== Passage

UNPUBLISHED
UNITED STATES COURT OF APPEALS
FOR THE FOURTH CIRCUIT
UNITED STATES OF AMERICA,
Plaintiff-Appellee,
v. No. 03-4134
CHERYL DAWN PETERS,
Defendant-Appellant.
Appeal from the United States District Court
for the Western District of North Carolina, at Asheville.
Lacy H. Thornburg, District Judge.
(CR-02-35)
Submitted: November 24, 2003
Decided: December 22, 2003
Before WILKINSON, WILLIAMS, and SHEDD, Circuit Judges.
Affirmed by unpublished per curiam opinion.
COUNSEL
Stephen P. Lindsay, CLONINGER, LINDSAY, HENSLEY & SEAR-
SON, P.L.L.C., Asheville, North Carolina, for Appellant. Robert J.
Conrad, Jr., United States Attorney, Thomas R. Ascik, Assistant
United States Attorney, Asheville, North Carolina, for Appellee.

====

Challenge 1
In the case caption:
(a) Which district court did the appeal come from?
(b) On what date was the case decided?
(c) Who was the United States Attorney for the appellee?
Challenge 2
Summarize the case caption in two sentences.
Challenge 3
Pick up the case caption after its list of counsel and continue it.
The entries come from a different source than the case caption.

== Record list

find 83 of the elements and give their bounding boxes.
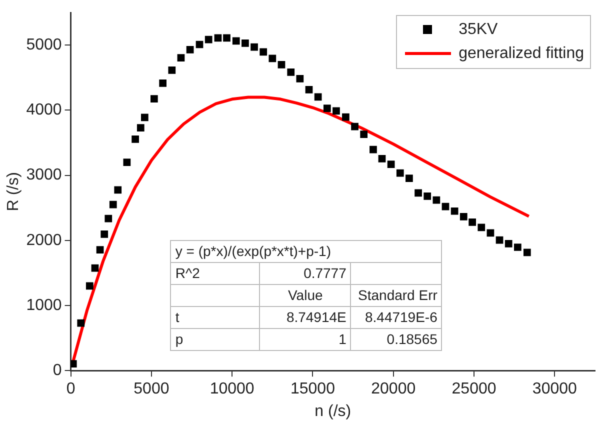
- point: [196, 40, 204, 48]
- point: [109, 200, 117, 208]
- annotation: 8.44719E-6: [350, 306, 442, 328]
- point: [370, 146, 377, 154]
- point: [504, 240, 512, 248]
- point: [432, 196, 440, 204]
- y-tick-label: 0: [52, 362, 62, 380]
- y-tick-label: 2000: [26, 232, 62, 249]
- point: [296, 74, 304, 82]
- point: [396, 169, 404, 177]
- point: [242, 40, 249, 47]
- point: [260, 48, 268, 56]
- point: [141, 114, 148, 122]
- x-tick-label: 10000: [210, 380, 254, 398]
- point: [305, 86, 313, 94]
- point: [496, 236, 504, 244]
- legend-label: 35KV: [458, 20, 498, 39]
- point: [132, 136, 139, 143]
- point: [278, 60, 286, 68]
- x-tick-label: 25000: [452, 380, 496, 398]
- annotation: 0.18565: [350, 328, 442, 350]
- point: [514, 244, 522, 251]
- y-tick-label: 4000: [26, 102, 62, 119]
- point: [314, 93, 322, 101]
- annotation: y = (p*x)/(exp(p*x*t)+p-1): [170, 240, 442, 262]
- point: [177, 54, 185, 62]
- annotation: Standard Err: [350, 284, 442, 306]
- point: [378, 155, 386, 162]
- annotation: 1: [260, 328, 351, 350]
- x-tick-label: 0: [66, 380, 76, 398]
- point: [77, 319, 85, 327]
- point: [150, 95, 158, 103]
- point: [204, 36, 212, 44]
- annotation: 8.74914E: [260, 306, 351, 328]
- annotation: 0.7777: [260, 262, 351, 284]
- point: [223, 34, 230, 42]
- x-tick-label: 30000: [532, 380, 578, 398]
- point: [159, 80, 167, 87]
- legend-label: generalized fitting: [458, 44, 584, 63]
- y-tick-label: 1000: [26, 296, 62, 314]
- y-axis-title: R (/s): [5, 172, 22, 212]
- point: [406, 174, 413, 182]
- point: [70, 360, 77, 368]
- point: [332, 107, 340, 115]
- annotation: R^2: [170, 262, 260, 284]
- point: [486, 229, 494, 237]
- point: [323, 104, 331, 112]
- point: [468, 218, 476, 226]
- point: [387, 160, 395, 168]
- point: [104, 214, 112, 222]
- point: [86, 282, 94, 290]
- annotation: p: [170, 328, 260, 350]
- point: [478, 224, 486, 232]
- point: [186, 46, 194, 54]
- point: [351, 122, 358, 130]
- x-tick-label: 20000: [371, 380, 416, 398]
- annotation: t: [170, 306, 260, 328]
- point: [523, 248, 531, 256]
- point: [214, 34, 222, 42]
- point: [136, 124, 144, 132]
- point: [360, 130, 368, 138]
- x-tick-label: 15000: [290, 380, 336, 398]
- point: [442, 202, 450, 210]
- point: [114, 186, 122, 194]
- point: [123, 158, 131, 166]
- point: [250, 43, 258, 51]
- point: [232, 37, 240, 45]
- point: [424, 192, 432, 200]
- point: [414, 189, 422, 197]
- annotation: Value: [260, 284, 351, 306]
- y-tick-label: 3000: [26, 166, 62, 184]
- point: [287, 68, 295, 76]
- x-tick-label: 5000: [134, 380, 170, 398]
- y-tick-label: 5000: [26, 36, 62, 54]
- point: [168, 66, 176, 74]
- point: [450, 207, 458, 215]
- point: [96, 246, 104, 254]
- point: [342, 113, 350, 121]
- x-axis-title: n (/s): [314, 402, 352, 420]
- point: [268, 54, 276, 62]
- point: [460, 212, 468, 220]
- point: [91, 264, 99, 272]
- point: [100, 230, 108, 238]
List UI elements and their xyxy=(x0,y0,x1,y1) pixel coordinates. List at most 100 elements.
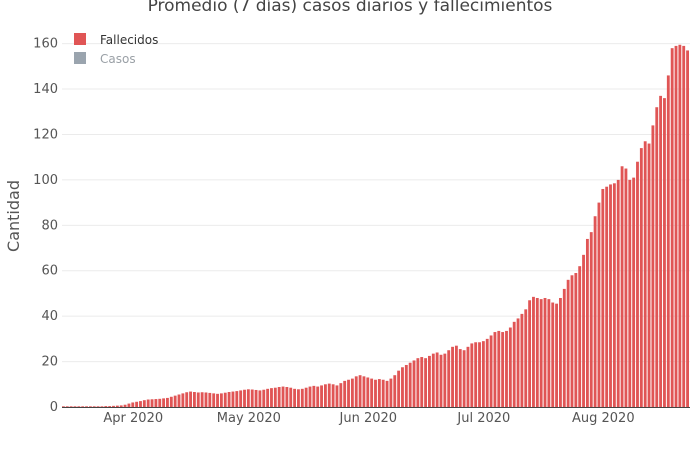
y-tick-label: 120 xyxy=(33,127,58,142)
legend-label-fallecidos: Fallecidos xyxy=(100,33,158,47)
bar-fallecidos xyxy=(655,107,659,407)
bar-fallecidos xyxy=(158,398,162,407)
y-tick-label: 140 xyxy=(33,82,58,97)
x-tick-label: Jul 2020 xyxy=(456,411,510,426)
legend-item-fallecidos[interactable]: Fallecidos xyxy=(74,33,158,47)
bar-fallecidos xyxy=(100,406,104,407)
bar-fallecidos xyxy=(397,370,401,407)
bar-fallecidos xyxy=(589,232,593,407)
bar-fallecidos xyxy=(605,186,609,407)
bar-fallecidos xyxy=(647,143,651,408)
bar-fallecidos xyxy=(663,98,666,407)
bar-fallecidos xyxy=(196,392,200,407)
bar-fallecidos xyxy=(532,296,535,407)
bar-fallecidos xyxy=(139,401,142,407)
bar-fallecidos xyxy=(551,302,555,407)
bar-fallecidos xyxy=(354,376,358,407)
y-tick-label: 40 xyxy=(41,309,58,324)
bar-fallecidos xyxy=(643,141,647,407)
bar-fallecidos xyxy=(119,405,123,407)
bar-fallecidos xyxy=(470,343,474,407)
legend-item-casos[interactable]: Casos xyxy=(74,52,136,66)
bar-fallecidos xyxy=(69,406,73,407)
bar-fallecidos xyxy=(566,279,570,407)
bar-fallecidos xyxy=(485,338,489,407)
bar-fallecidos xyxy=(505,330,508,407)
bar-fallecidos xyxy=(281,386,285,407)
bar-fallecidos xyxy=(323,384,327,407)
bar-fallecidos xyxy=(659,95,663,408)
y-tick-label: 160 xyxy=(33,37,58,52)
bar-fallecidos xyxy=(212,393,216,407)
bar-fallecidos xyxy=(104,406,108,407)
bar-fallecidos xyxy=(262,389,266,407)
bar-fallecidos xyxy=(312,385,316,407)
bar-fallecidos xyxy=(585,238,589,407)
bar-fallecidos xyxy=(358,375,362,407)
bar-fallecidos xyxy=(612,183,616,407)
bar-fallecidos xyxy=(327,383,331,407)
x-tick-label: Jun 2020 xyxy=(339,411,398,426)
bar-fallecidos xyxy=(146,399,150,407)
bar-fallecidos xyxy=(127,403,131,407)
bar-fallecidos xyxy=(77,406,81,407)
bar-fallecidos xyxy=(366,377,370,407)
bars xyxy=(62,44,689,408)
bar-fallecidos xyxy=(555,303,558,407)
bar-fallecidos xyxy=(639,148,643,407)
bar-fallecidos xyxy=(123,404,127,407)
bar-fallecidos xyxy=(686,50,689,407)
bar-fallecidos xyxy=(624,168,628,407)
y-tick-label: 60 xyxy=(41,264,58,279)
bar-fallecidos xyxy=(112,405,115,407)
bar-fallecidos xyxy=(169,396,173,407)
bar-fallecidos xyxy=(177,394,181,407)
y-tick-label: 0 xyxy=(50,400,58,415)
bar-fallecidos xyxy=(670,48,674,408)
bar-fallecidos xyxy=(424,358,428,407)
bar-fallecidos xyxy=(381,379,385,407)
bar-fallecidos xyxy=(362,376,366,407)
bar-fallecidos xyxy=(316,386,320,407)
bar-fallecidos xyxy=(582,254,585,407)
bar-fallecidos xyxy=(162,398,166,407)
bar-fallecidos xyxy=(270,388,273,407)
bar-fallecidos xyxy=(478,342,481,407)
bar-fallecidos xyxy=(632,177,636,407)
bar-fallecidos xyxy=(293,388,297,407)
bar-fallecidos xyxy=(88,406,92,407)
bar-fallecidos xyxy=(258,390,262,407)
bar-fallecidos xyxy=(570,275,574,407)
bar-fallecidos xyxy=(115,405,119,407)
bar-fallecidos xyxy=(559,297,562,407)
bar-fallecidos xyxy=(185,392,189,407)
bar-fallecidos xyxy=(601,188,605,407)
bar-fallecidos xyxy=(300,388,304,407)
bar-fallecidos xyxy=(481,341,485,407)
bar-fallecidos xyxy=(266,388,270,407)
bar-fallecidos xyxy=(512,321,516,407)
bar-fallecidos xyxy=(273,387,277,407)
bar-fallecidos xyxy=(304,387,308,407)
bar-fallecidos xyxy=(528,300,532,407)
bar-fallecidos xyxy=(235,391,239,407)
bar-fallecidos xyxy=(501,332,505,407)
axes: 0 20 40 60 80 100 120 140 160 Apr 2020 May 2020 Jun… xyxy=(33,37,690,426)
bar-fallecidos xyxy=(227,392,231,407)
bar-fallecidos xyxy=(135,401,139,407)
bar-fallecidos xyxy=(96,406,100,407)
bar-fallecidos xyxy=(412,360,416,407)
bar-fallecidos xyxy=(543,297,547,407)
chart-title: Promedio (7 días) casos diarios y fallec… xyxy=(147,0,553,16)
bar-fallecidos xyxy=(166,397,169,407)
bar-fallecidos xyxy=(420,357,424,407)
bar-fallecidos xyxy=(466,346,470,407)
bar-fallecidos xyxy=(204,392,208,407)
bar-fallecidos xyxy=(401,367,404,407)
bar-fallecidos xyxy=(219,393,223,407)
bar-fallecidos xyxy=(474,342,478,407)
bar-fallecidos xyxy=(539,299,543,407)
bar-fallecidos xyxy=(593,216,597,407)
bar-fallecidos xyxy=(347,379,350,407)
bar-fallecidos xyxy=(231,391,235,407)
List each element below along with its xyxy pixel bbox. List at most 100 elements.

====

Response 1
(a) The United States District Court for the Western District of North Carolina, at Asheville
(b) December 22, 2003
(c) Robert J. Conrad, Jr.

Response 2
This is the caption of an unpublished Fourth Circuit case, No. 03-4134, in which Cheryl Dawn Peters appealed against the United States of America from the Western District of North Carolina at Asheville, where Lacy H. Thornburg was the district judge. The case was submitted on November 24, 2003, and decided on December 22, 2003, before Circuit Judges Wilkinson, Williams, and Shedd, and it was affirmed by unpublished per curiam opinion.

Response 3
Unpublished opinions are not binding precedent in this circuit. See
Local Rule 36(c).
2 UNITED STATES v. PETERS
OPINION
PER CURIAM:
Cheryl Dawn Peters appeals her jury conviction for failure to report
to serve an active federal prison sentence, in violation of 18 U.S.C.
§ 3146(A)(2) (2000). On appeal, Peters challenges the sufficiency of
the evidence to support her conviction, and claims the district court
erred in failing to instruct the jury as she requested. For the reasons
set forth below, we affirm Peters’ conviction and sentence.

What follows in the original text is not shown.